**PAGE:**
Entretien avec le Dr. Parviz Radjabi, grand iranologue, islamologue et historien iranien
,Mon passé est l’Histoire
Ma photo peut aussi
Etre la corne cassée d’un bouc ancien
Sur une poterie en mille morceaux.
Seulement une trace de moi,
Et le reste avec la postérité
Parviz Radjabi
Parviz Radjabi est sans aucun doute l’un des plus grands iranologues et historiens persans. Son amour pour la patrie, son souci pour l’identité de son peuple et ses efforts inlassables pour faire revivre les trésors nationaux de son pays sont constamment présents dans ses écrits constitués d’une cinquantaine de livres et de centaines d’articles.
Né en 1939 dans le petit village d’Emam-Ali à Ghoutchan, il obtint en 1971 un doctorat d’iranologie, d’islamologie ainsi que de turc à l’Université de Gottingen en Allemagne. En 1974, il fut nommé à la direction du Centre de Recherche Iranologique de l’Université Shahid Beheshti. Quatre ans plus tard, il enseignait à l’Université d’Ispahan, de Shahid Beheshti et de Varzesh. Après la Révolution islamique, il enseigna durant six ans à l’Université de Gottingen et de Markburk en Allemagne. En outre, il dirigea durant quelques années le centre d’iranologie de la grande Encyclopédie Islamique.
Il est l’auteur de L’Architecture contemporaine, La balance des mille plateaux, La nature divine, Karim Khân-e Zand et son époque, Vous n’avez aucun droit dans cette maison, Les fêtes persanes, L’amour de l’Iran, Iranologie, Persépolis, cour de l’Histoire... Actuellement, le Dr. Radjabi a terminé l’écriture de son livre en cinq tomes, Des millénaires perdus, et il est actuellement en train de composer son dernier ouvrage intitulé Des siècles perdus traitant de l’histoire politique et sociale de l’Iran, de l’invasion arabe à nos jours.

**CONSIGNE:** Recopiez à l'identique tout le passage de l'entretien avec Parviz Radjabi, depuis « Il est l’auteur » jusqu'à « à nos jours. ». Le matériel qui suit n'est d'aucune utilité ici.

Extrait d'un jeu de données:
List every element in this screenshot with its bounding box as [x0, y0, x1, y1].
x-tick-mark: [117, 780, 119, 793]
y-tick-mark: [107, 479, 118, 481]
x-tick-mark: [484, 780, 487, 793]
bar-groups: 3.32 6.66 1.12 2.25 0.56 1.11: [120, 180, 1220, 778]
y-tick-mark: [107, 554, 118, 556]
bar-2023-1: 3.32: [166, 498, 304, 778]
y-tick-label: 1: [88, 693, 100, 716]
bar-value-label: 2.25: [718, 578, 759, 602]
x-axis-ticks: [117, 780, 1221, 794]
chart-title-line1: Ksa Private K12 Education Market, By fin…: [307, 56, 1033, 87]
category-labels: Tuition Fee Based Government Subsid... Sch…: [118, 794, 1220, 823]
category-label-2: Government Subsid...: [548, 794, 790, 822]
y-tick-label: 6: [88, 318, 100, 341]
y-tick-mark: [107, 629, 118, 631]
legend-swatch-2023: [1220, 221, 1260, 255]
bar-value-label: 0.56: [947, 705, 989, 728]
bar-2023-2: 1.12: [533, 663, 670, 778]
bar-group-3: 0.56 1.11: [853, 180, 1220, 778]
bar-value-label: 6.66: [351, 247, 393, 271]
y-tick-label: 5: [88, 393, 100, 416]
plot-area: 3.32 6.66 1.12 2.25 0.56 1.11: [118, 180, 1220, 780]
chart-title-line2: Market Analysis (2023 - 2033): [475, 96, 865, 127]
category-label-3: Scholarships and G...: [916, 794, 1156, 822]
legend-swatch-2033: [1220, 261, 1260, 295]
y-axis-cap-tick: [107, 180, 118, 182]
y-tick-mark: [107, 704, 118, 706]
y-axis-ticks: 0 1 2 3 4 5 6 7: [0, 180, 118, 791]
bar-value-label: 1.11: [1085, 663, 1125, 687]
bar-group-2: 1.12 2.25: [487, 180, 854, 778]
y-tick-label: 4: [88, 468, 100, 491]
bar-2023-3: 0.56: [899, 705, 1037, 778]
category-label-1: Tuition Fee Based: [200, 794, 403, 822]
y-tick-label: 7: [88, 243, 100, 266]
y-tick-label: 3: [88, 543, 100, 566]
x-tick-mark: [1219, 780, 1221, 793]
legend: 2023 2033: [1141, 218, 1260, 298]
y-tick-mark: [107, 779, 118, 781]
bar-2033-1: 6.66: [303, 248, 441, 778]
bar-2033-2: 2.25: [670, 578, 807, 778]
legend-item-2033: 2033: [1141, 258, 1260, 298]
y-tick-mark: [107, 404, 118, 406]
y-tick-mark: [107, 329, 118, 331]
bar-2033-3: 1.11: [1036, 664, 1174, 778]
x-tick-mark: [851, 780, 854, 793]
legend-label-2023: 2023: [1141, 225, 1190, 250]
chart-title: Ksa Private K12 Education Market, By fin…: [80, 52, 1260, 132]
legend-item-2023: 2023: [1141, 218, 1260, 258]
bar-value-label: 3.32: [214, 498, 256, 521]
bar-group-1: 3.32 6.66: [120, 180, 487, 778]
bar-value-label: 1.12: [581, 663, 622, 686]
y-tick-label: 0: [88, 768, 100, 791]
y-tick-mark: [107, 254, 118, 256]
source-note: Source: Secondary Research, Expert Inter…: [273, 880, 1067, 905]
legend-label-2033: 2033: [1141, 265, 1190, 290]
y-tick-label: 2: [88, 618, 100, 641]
==
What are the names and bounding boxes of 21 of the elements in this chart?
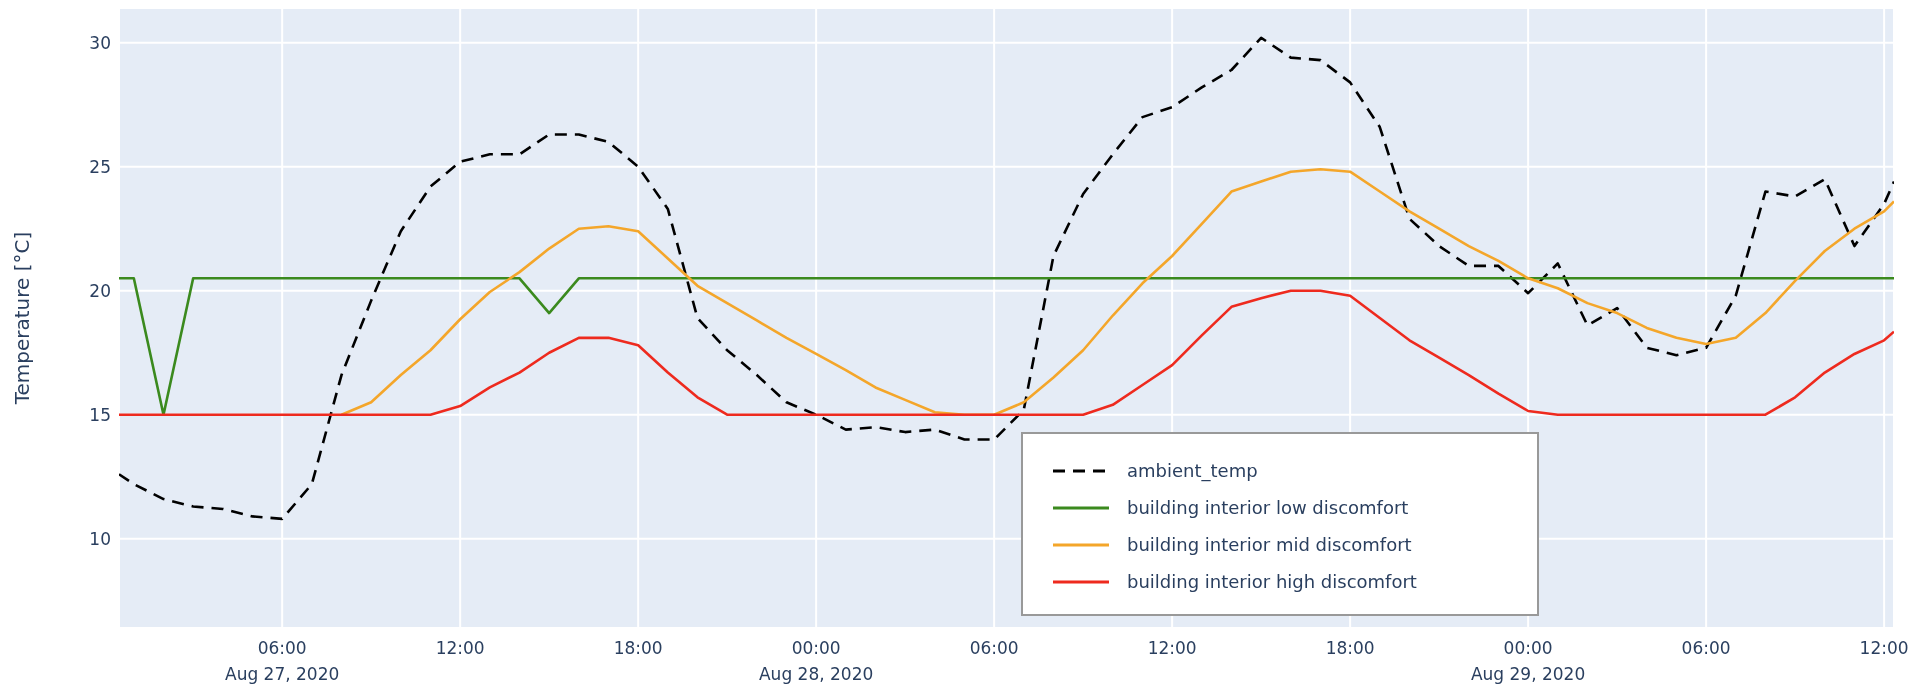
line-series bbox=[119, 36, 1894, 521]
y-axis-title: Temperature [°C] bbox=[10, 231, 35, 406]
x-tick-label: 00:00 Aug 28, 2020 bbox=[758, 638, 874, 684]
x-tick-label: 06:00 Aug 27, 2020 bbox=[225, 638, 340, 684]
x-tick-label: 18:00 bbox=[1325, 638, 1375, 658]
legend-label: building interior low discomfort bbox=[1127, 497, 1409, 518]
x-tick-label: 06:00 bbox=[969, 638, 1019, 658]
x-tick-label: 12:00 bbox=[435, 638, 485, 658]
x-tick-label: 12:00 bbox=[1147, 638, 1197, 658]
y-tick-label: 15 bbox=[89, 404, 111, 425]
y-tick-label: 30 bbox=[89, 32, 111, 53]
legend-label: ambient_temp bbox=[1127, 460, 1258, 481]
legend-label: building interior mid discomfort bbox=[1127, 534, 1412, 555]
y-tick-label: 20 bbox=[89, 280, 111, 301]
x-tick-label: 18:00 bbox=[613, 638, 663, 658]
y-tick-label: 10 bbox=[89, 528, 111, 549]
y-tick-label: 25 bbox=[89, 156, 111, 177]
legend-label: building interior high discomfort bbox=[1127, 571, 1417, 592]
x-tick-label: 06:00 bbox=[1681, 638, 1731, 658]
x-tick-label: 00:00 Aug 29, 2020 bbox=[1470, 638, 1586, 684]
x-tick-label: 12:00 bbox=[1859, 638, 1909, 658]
...
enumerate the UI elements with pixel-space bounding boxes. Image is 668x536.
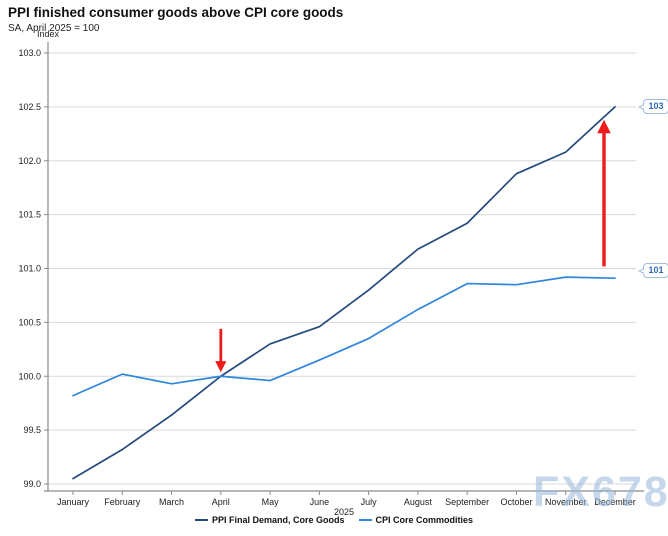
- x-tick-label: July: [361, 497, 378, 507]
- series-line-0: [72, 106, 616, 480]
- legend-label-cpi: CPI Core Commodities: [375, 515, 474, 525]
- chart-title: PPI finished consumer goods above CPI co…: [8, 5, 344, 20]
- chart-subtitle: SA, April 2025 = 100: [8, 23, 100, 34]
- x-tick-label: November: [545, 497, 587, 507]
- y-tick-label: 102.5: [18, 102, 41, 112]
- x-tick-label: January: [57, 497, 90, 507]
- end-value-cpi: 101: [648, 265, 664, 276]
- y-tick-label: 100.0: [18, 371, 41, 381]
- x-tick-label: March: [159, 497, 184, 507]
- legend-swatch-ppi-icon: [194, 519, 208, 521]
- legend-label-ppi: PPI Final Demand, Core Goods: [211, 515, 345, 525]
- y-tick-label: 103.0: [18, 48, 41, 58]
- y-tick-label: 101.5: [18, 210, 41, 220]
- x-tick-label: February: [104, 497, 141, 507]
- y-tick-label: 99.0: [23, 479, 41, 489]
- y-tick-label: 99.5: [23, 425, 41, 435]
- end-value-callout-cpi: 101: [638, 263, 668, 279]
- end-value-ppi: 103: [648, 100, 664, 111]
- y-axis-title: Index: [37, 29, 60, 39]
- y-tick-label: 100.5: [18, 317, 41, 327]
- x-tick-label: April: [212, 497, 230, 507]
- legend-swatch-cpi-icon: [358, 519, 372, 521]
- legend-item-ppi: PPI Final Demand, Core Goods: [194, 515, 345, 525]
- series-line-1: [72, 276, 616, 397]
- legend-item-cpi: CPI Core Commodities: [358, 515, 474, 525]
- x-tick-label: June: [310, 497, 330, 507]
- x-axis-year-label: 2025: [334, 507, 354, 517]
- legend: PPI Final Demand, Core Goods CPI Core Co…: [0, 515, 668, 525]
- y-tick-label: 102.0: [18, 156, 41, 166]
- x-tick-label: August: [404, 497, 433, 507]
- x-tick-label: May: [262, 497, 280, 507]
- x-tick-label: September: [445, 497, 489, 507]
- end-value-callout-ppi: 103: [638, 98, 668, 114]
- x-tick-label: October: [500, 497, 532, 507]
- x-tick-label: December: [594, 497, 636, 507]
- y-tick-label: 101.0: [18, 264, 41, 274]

**RÉPONSE RÉDIGÉE:**
Il est l’auteur de L’Architecture contemporaine, La balance des mille plateaux, La nature divine, Karim Khân-e Zand et son époque, Vous n’avez aucun droit dans cette maison, Les fêtes persanes, L’amour de l’Iran, Iranologie, Persépolis, cour de l’Histoire... Actuellement, le Dr. Radjabi a terminé l’écriture de son livre en cinq tomes, Des millénaires perdus, et il est actuellement en train de composer son dernier ouvrage intitulé Des siècles perdus traitant de l’histoire politique et sociale de l’Iran, de l’invasion arabe à nos jours.